PROBLEM TO SOLVE:
The records should be repeated word for word, pictures excluded.

DATA RECORDS:
◇ ◇ ◇ ◇ ◇ ◇ ◇
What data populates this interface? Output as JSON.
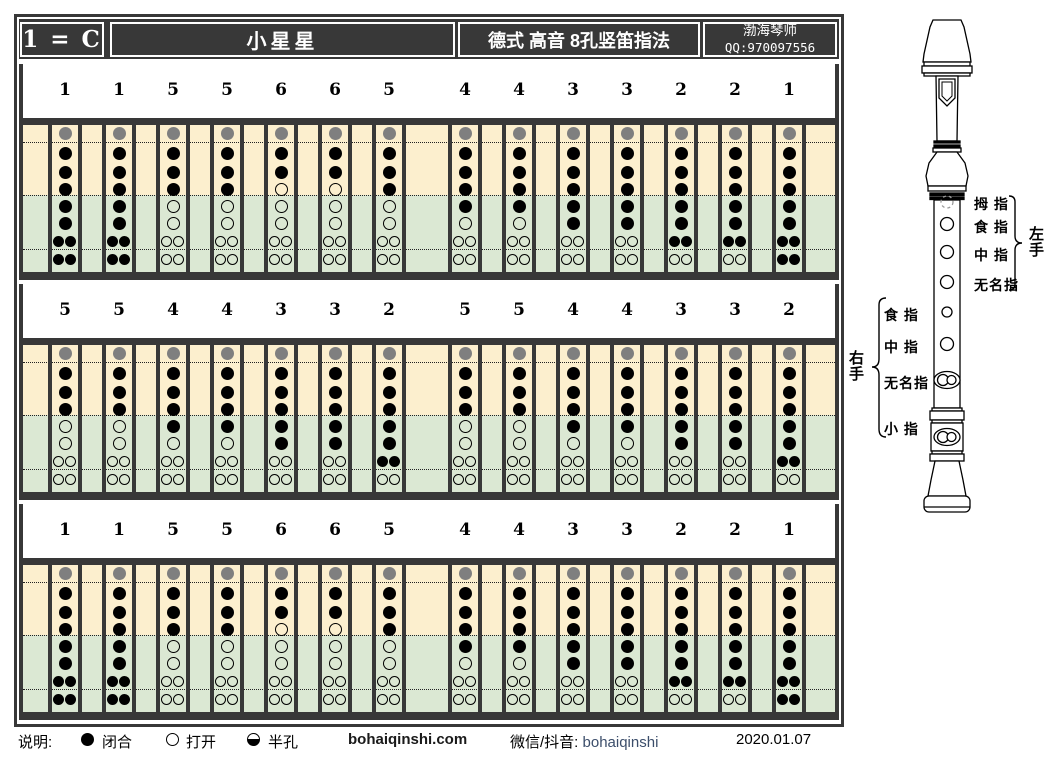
{
  "header": {
    "key": "1 = C",
    "title": "小星星",
    "subtitle": "德式 高音 8孔竖笛指法",
    "author": "渤海琴师",
    "contact": "QQ:970097556"
  },
  "systems": [
    {
      "groups": [
        [
          "1",
          "1",
          "5",
          "5",
          "6",
          "6",
          "5"
        ],
        [
          "4",
          "4",
          "3",
          "3",
          "2",
          "2",
          "1"
        ]
      ]
    },
    {
      "groups": [
        [
          "5",
          "5",
          "4",
          "4",
          "3",
          "3",
          "2"
        ],
        [
          "5",
          "5",
          "4",
          "4",
          "3",
          "3",
          "2"
        ]
      ]
    },
    {
      "groups": [
        [
          "1",
          "1",
          "5",
          "5",
          "6",
          "6",
          "5"
        ],
        [
          "4",
          "4",
          "3",
          "3",
          "2",
          "2",
          "1"
        ]
      ]
    }
  ],
  "fingerings": {
    "1": [
      "g",
      "c",
      "c",
      "c",
      "c",
      "c",
      "dc",
      "dc"
    ],
    "2": [
      "g",
      "c",
      "c",
      "c",
      "c",
      "c",
      "dc",
      "do"
    ],
    "3": [
      "g",
      "c",
      "c",
      "c",
      "c",
      "c",
      "do",
      "do"
    ],
    "4": [
      "g",
      "c",
      "c",
      "c",
      "c",
      "o",
      "do",
      "do"
    ],
    "5": [
      "g",
      "c",
      "c",
      "c",
      "o",
      "o",
      "do",
      "do"
    ],
    "6": [
      "g",
      "c",
      "c",
      "o",
      "o",
      "o",
      "do",
      "do"
    ]
  },
  "fingering_symbols": {
    "g": "thumb-hole-closed-gray",
    "c": "closed",
    "o": "open",
    "dc": "double-hole-closed",
    "do": "double-hole-open"
  },
  "legend": {
    "label": "说明:",
    "items": [
      {
        "symbol": "closed",
        "text": "闭合"
      },
      {
        "symbol": "open",
        "text": "打开"
      },
      {
        "symbol": "half",
        "text": "半孔"
      }
    ],
    "website": "bohaiqinshi.com",
    "social_label": "微信/抖音:",
    "social_value": "bohaiqinshi",
    "date": "2020.01.07"
  },
  "recorder": {
    "left_hand": {
      "label": "左手",
      "fingers": [
        "拇 指",
        "食 指",
        "中 指",
        "无名指"
      ]
    },
    "right_hand": {
      "label": "右手",
      "fingers": [
        "食 指",
        "中 指",
        "无名指",
        "小 指"
      ]
    }
  },
  "colors": {
    "frame_dark": "#383838",
    "thumb_zone_cream": "#fcefce",
    "hand_zone_green": "#dbe8d3",
    "thumb_hole_gray": "#7f7f7f"
  }
}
◇ ◇ ◇ ◇ ◇ ◇ ◇
ANSWER FOR THIS EXERCISE:
What data populates this interface? Output as JSON.
{
  "header": {
    "key": "1 = C",
    "title": "小星星",
    "subtitle": "德式 高音 8孔竖笛指法",
    "author": "渤海琴师",
    "contact": "QQ:970097556"
  },
  "systems": [
    {
      "groups": [
        [
          "1",
          "1",
          "5",
          "5",
          "6",
          "6",
          "5"
        ],
        [
          "4",
          "4",
          "3",
          "3",
          "2",
          "2",
          "1"
        ]
      ]
    },
    {
      "groups": [
        [
          "5",
          "5",
          "4",
          "4",
          "3",
          "3",
          "2"
        ],
        [
          "5",
          "5",
          "4",
          "4",
          "3",
          "3",
          "2"
        ]
      ]
    },
    {
      "groups": [
        [
          "1",
          "1",
          "5",
          "5",
          "6",
          "6",
          "5"
        ],
        [
          "4",
          "4",
          "3",
          "3",
          "2",
          "2",
          "1"
        ]
      ]
    }
  ],
  "fingerings": {
    "1": [
      "g",
      "c",
      "c",
      "c",
      "c",
      "c",
      "dc",
      "dc"
    ],
    "2": [
      "g",
      "c",
      "c",
      "c",
      "c",
      "c",
      "dc",
      "do"
    ],
    "3": [
      "g",
      "c",
      "c",
      "c",
      "c",
      "c",
      "do",
      "do"
    ],
    "4": [
      "g",
      "c",
      "c",
      "c",
      "c",
      "o",
      "do",
      "do"
    ],
    "5": [
      "g",
      "c",
      "c",
      "c",
      "o",
      "o",
      "do",
      "do"
    ],
    "6": [
      "g",
      "c",
      "c",
      "o",
      "o",
      "o",
      "do",
      "do"
    ]
  },
  "fingering_symbols": {
    "g": "thumb-hole-closed-gray",
    "c": "closed",
    "o": "open",
    "dc": "double-hole-closed",
    "do": "double-hole-open"
  },
  "legend": {
    "label": "说明:",
    "items": [
      {
        "symbol": "closed",
        "text": "闭合"
      },
      {
        "symbol": "open",
        "text": "打开"
      },
      {
        "symbol": "half",
        "text": "半孔"
      }
    ],
    "website": "bohaiqinshi.com",
    "social_label": "微信/抖音:",
    "social_value": "bohaiqinshi",
    "date": "2020.01.07"
  },
  "recorder": {
    "left_hand": {
      "label": "左手",
      "fingers": [
        "拇 指",
        "食 指",
        "中 指",
        "无名指"
      ]
    },
    "right_hand": {
      "label": "右手",
      "fingers": [
        "食 指",
        "中 指",
        "无名指",
        "小 指"
      ]
    }
  },
  "colors": {
    "frame_dark": "#383838",
    "thumb_zone_cream": "#fcefce",
    "hand_zone_green": "#dbe8d3",
    "thumb_hole_gray": "#7f7f7f"
  }
}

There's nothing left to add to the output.